WHAT YOU SHOULD DO: Scan the lines below for the word "TOPS". Copy each line you find it in.

___ DATA FOR THE TASK

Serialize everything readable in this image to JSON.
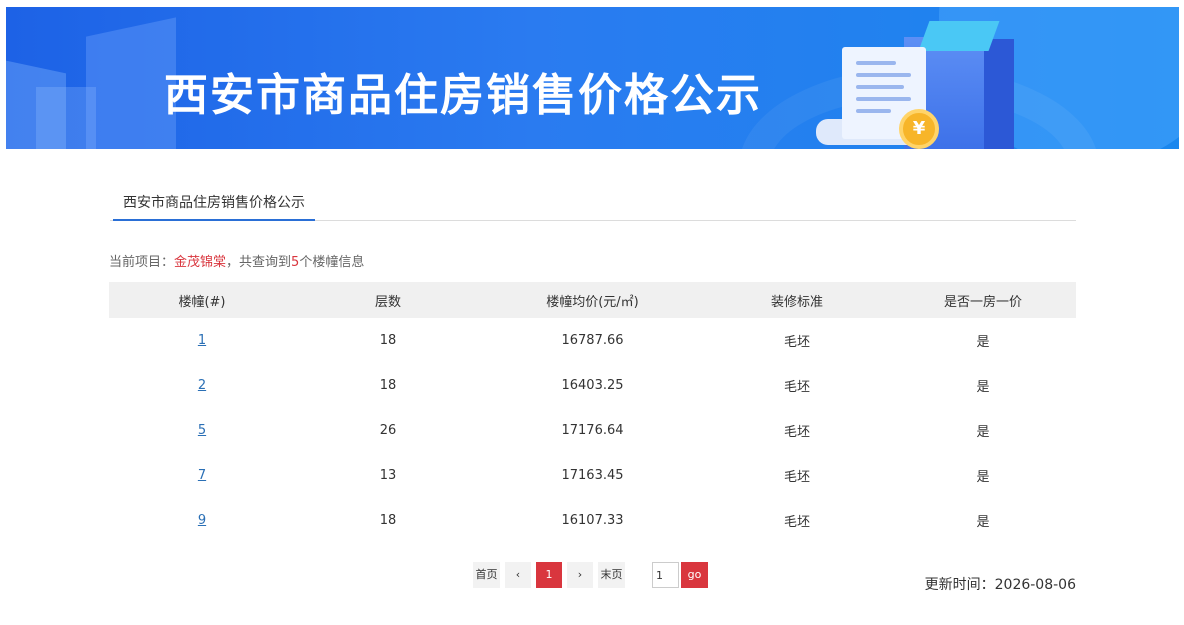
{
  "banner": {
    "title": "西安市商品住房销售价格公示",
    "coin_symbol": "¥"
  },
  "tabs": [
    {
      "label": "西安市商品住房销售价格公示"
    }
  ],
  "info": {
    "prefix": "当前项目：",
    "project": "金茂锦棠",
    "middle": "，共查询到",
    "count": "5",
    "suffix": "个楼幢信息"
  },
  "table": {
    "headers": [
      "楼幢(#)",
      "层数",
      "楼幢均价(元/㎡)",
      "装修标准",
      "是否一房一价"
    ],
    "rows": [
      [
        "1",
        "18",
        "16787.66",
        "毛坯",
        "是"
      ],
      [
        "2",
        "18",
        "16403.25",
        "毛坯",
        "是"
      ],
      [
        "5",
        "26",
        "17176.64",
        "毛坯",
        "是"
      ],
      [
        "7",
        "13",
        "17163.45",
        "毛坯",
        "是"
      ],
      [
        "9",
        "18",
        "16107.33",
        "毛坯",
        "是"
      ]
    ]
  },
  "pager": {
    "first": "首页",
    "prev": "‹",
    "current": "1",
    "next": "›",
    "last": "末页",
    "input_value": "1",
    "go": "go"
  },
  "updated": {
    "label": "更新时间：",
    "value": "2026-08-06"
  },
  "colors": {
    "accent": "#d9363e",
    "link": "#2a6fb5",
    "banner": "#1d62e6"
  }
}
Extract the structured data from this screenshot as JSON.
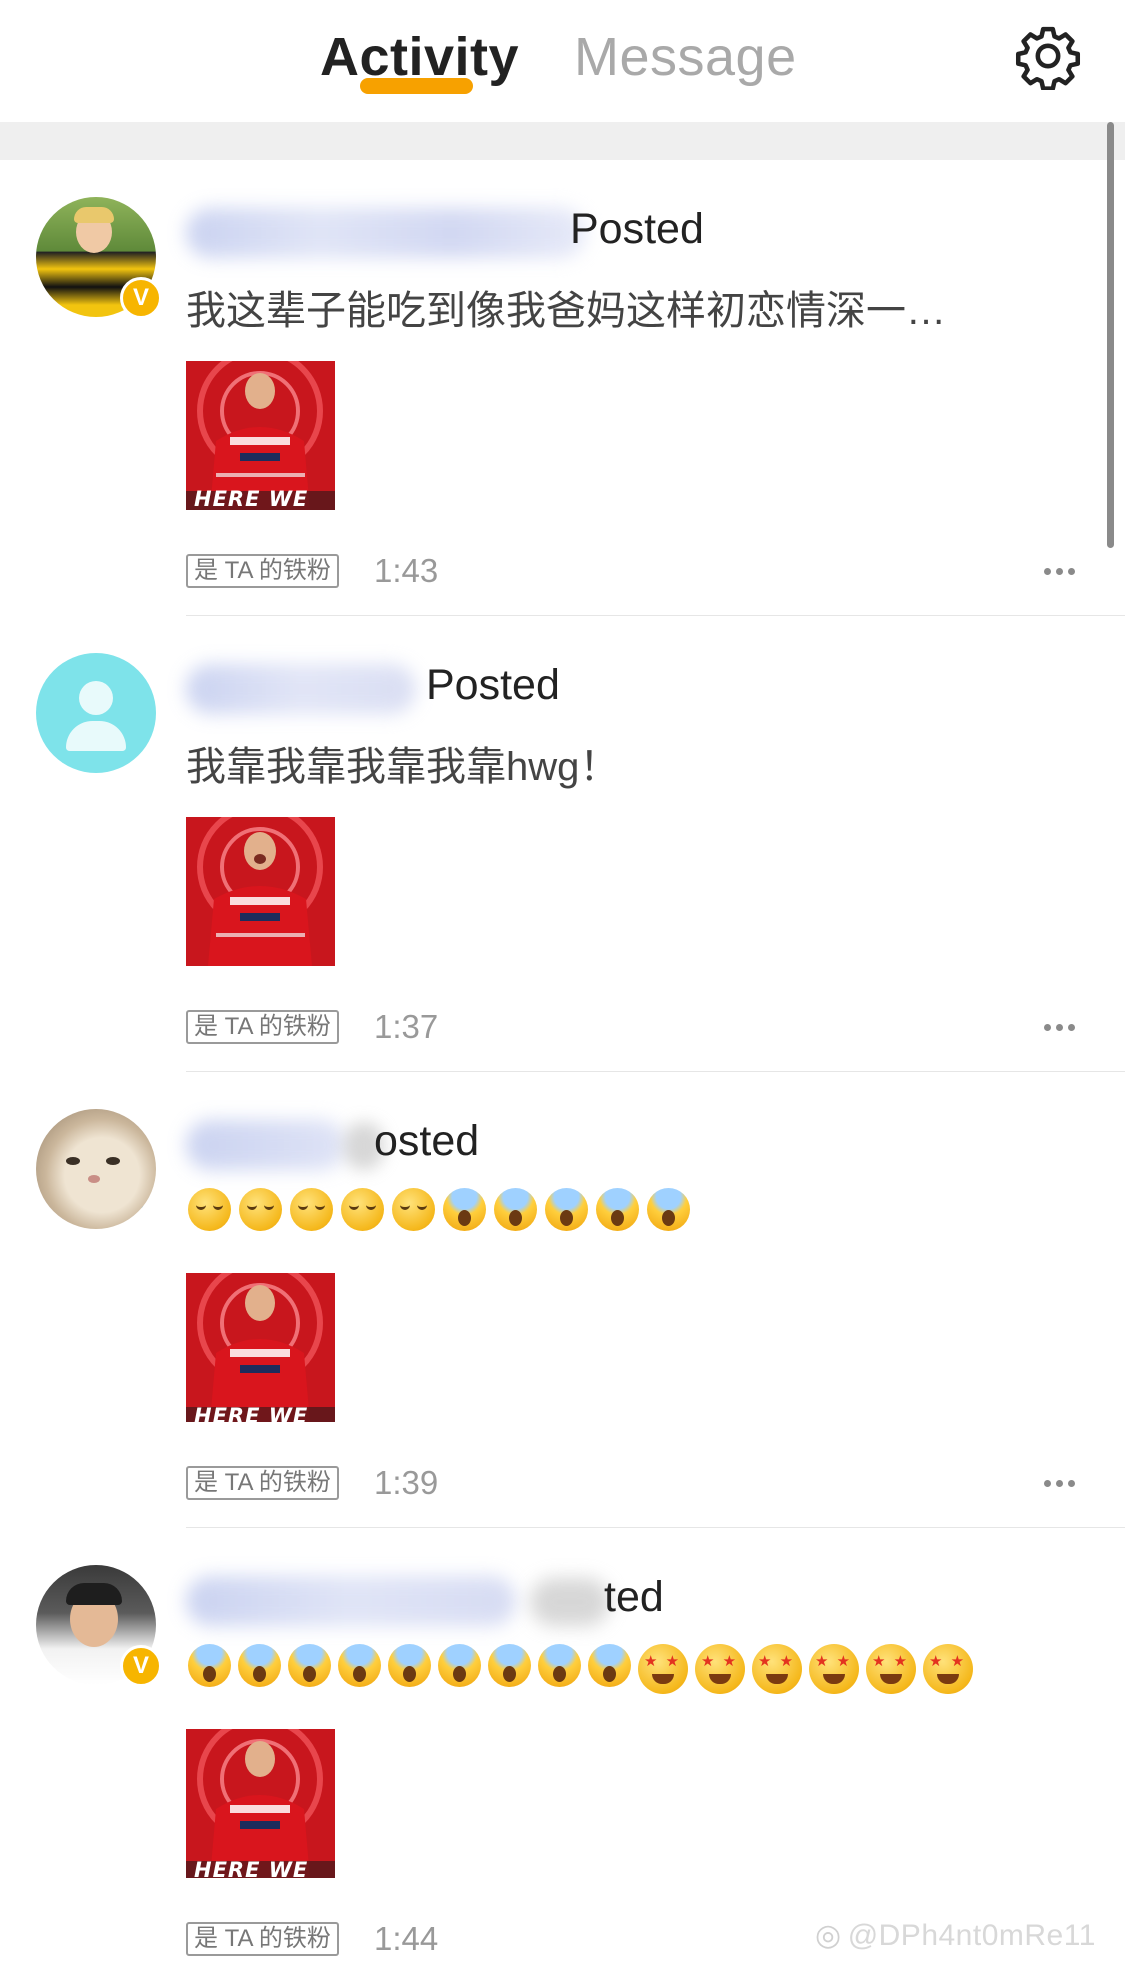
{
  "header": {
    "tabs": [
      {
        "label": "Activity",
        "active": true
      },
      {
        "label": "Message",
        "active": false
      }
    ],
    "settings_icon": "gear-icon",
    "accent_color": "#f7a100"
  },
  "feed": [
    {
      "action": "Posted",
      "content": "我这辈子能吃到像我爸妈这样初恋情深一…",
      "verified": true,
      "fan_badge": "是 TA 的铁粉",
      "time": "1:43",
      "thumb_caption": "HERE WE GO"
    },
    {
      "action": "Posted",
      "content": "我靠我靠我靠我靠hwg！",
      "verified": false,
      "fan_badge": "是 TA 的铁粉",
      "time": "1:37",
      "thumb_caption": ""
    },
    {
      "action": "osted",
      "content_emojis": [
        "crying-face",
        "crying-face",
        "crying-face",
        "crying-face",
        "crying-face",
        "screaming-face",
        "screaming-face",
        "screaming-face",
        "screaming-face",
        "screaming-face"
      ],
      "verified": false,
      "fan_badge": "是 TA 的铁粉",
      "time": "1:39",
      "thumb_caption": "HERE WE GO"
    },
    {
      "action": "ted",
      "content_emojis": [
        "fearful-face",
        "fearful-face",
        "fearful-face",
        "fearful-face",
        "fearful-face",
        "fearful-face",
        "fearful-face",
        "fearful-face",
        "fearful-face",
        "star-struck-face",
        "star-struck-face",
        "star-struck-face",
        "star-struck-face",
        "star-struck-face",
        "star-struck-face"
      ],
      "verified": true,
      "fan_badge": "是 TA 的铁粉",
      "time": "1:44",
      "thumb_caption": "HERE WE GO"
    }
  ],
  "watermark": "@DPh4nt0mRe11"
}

______
___ DATA FOR THE TASK

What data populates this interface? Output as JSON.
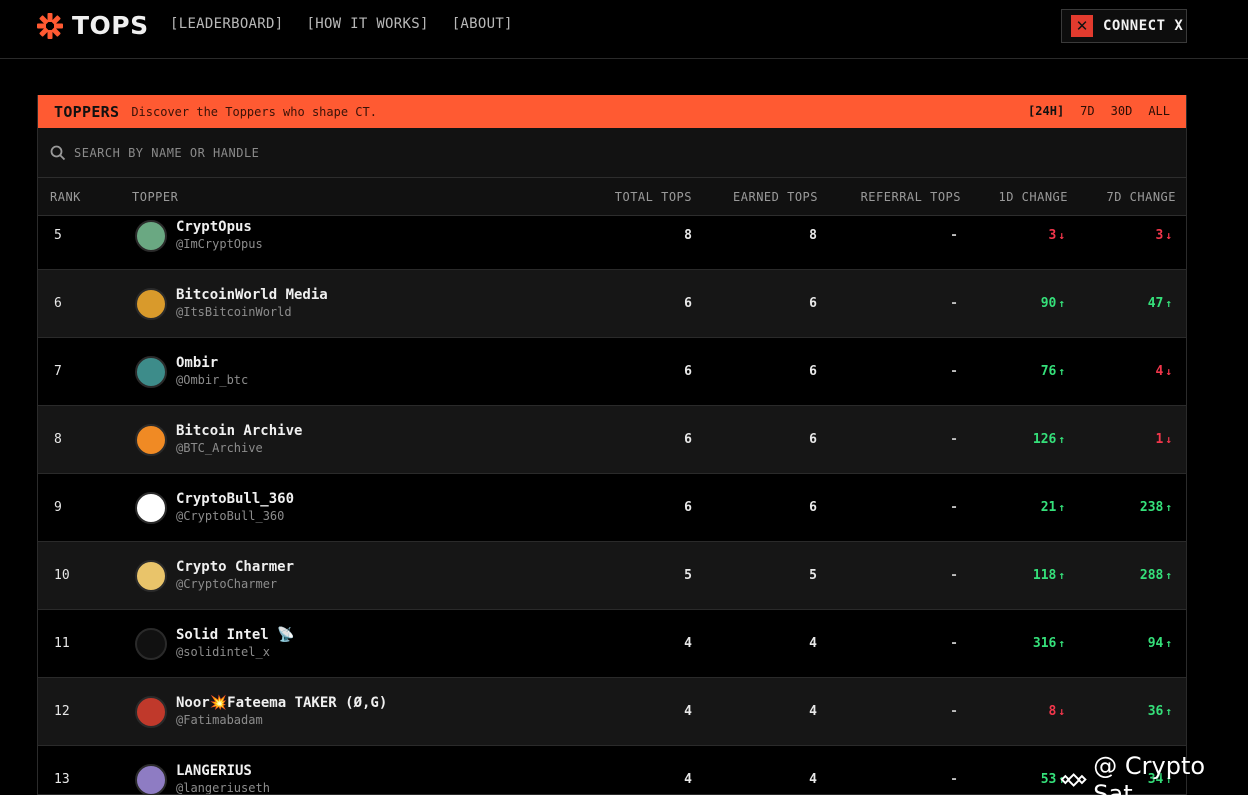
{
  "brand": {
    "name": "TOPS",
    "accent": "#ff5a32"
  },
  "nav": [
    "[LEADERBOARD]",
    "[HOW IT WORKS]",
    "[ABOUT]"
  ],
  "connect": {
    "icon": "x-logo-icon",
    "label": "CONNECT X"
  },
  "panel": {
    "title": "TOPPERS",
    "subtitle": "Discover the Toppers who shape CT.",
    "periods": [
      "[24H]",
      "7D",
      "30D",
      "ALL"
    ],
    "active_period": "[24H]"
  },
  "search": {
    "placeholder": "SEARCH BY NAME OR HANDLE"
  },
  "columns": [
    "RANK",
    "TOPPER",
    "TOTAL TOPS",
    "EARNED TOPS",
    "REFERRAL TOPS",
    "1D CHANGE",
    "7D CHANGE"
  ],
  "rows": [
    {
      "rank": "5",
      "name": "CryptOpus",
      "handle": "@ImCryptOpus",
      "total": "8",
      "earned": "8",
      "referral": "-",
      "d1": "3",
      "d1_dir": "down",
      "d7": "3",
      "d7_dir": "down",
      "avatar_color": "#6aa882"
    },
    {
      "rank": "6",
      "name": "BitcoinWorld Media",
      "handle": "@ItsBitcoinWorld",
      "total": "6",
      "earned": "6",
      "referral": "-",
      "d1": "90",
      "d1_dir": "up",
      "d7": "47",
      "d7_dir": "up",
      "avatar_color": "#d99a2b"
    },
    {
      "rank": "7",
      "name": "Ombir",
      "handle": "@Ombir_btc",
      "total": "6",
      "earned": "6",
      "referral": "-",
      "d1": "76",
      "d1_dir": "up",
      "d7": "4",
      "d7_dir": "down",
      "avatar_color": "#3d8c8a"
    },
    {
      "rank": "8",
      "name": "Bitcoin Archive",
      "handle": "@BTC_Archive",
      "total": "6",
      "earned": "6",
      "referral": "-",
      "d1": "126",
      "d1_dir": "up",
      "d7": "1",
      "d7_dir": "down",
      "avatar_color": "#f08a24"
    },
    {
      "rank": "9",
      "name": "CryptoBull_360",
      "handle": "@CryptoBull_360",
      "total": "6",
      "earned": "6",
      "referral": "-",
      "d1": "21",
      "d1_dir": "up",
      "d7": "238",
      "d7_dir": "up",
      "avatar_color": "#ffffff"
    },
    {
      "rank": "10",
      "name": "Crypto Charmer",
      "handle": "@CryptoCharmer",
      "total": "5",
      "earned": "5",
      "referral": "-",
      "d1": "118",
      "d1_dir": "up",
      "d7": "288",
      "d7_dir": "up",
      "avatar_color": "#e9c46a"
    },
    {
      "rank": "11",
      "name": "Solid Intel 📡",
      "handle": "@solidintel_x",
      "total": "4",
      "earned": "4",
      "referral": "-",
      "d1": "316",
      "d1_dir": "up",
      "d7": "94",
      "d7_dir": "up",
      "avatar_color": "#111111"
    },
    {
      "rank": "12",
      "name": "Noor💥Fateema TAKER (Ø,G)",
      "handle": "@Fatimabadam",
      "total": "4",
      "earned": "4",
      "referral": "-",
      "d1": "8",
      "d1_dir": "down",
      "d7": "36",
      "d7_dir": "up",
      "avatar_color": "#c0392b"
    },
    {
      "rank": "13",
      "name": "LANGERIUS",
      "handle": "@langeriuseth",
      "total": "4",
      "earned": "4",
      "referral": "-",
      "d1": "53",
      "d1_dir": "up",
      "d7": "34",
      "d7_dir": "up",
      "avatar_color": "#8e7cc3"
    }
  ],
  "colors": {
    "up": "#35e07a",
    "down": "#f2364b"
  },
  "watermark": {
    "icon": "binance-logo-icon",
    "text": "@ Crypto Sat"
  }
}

______
___ DATA FOR THE TASK

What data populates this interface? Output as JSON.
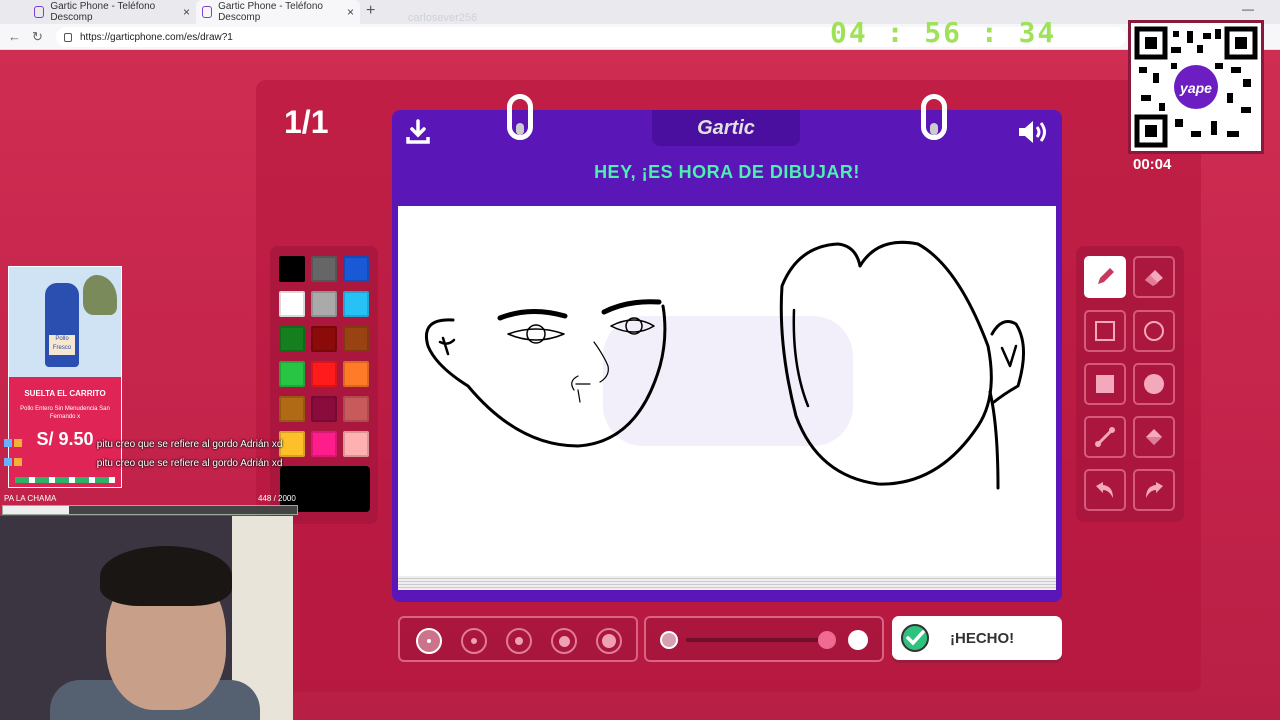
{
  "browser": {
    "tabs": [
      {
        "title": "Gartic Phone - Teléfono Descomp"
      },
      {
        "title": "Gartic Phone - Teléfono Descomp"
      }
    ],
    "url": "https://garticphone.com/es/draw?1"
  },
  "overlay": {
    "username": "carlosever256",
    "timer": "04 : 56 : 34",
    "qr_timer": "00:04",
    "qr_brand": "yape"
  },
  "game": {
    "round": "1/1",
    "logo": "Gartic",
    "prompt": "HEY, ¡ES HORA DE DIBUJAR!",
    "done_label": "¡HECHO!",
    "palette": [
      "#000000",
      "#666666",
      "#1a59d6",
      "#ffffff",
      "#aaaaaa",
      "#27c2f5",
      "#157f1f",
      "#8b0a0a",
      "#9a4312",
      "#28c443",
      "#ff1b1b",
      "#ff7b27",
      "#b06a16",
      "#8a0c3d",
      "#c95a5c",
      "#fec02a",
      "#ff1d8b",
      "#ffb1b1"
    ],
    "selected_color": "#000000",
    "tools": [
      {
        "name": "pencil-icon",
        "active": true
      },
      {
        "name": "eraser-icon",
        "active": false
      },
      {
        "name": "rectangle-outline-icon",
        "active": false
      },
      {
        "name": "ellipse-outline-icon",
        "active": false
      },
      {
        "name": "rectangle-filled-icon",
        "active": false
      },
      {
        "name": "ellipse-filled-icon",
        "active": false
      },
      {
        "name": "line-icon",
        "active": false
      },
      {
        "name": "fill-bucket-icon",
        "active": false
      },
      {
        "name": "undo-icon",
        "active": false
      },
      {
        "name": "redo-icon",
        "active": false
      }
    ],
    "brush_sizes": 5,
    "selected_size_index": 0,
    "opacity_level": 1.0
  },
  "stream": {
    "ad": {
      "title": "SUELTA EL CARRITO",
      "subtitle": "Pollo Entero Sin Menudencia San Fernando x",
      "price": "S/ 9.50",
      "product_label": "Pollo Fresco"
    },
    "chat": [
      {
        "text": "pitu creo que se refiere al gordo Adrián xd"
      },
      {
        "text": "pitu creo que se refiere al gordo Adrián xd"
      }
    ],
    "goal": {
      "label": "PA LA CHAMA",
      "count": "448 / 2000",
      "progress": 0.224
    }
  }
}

______

EXERCISE RESULT:
    "name": "TOPS",
    "TOTAL TOPS",
    "EARNED TOPS",
    "REFERRAL TOPS",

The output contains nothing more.